* **Task to carry out**: With the pictures left out, copy the listing below exactly.

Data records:
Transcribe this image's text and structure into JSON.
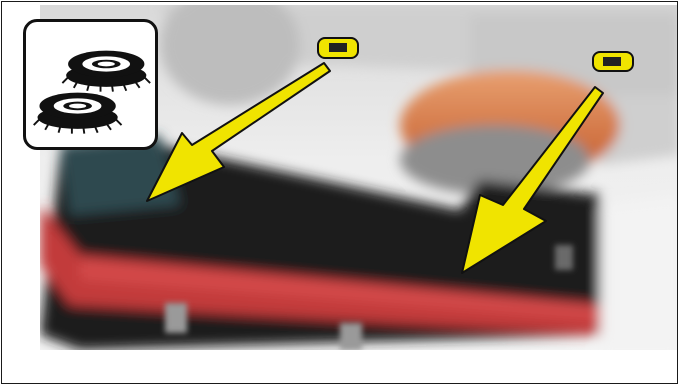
{
  "figure": {
    "icon": "side-brushes-icon",
    "content": "machine-underside-photo-side-brush-mounts",
    "annotation_color": "#f0e400",
    "outline_color": "#111111",
    "arrow_count": 2
  }
}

* **Task output**:
Transcribe this image's text and structure into JSON.
{
  "figure": {
    "icon": "side-brushes-icon",
    "content": "machine-underside-photo-side-brush-mounts",
    "annotation_color": "#f0e400",
    "outline_color": "#111111",
    "arrow_count": 2
  }
}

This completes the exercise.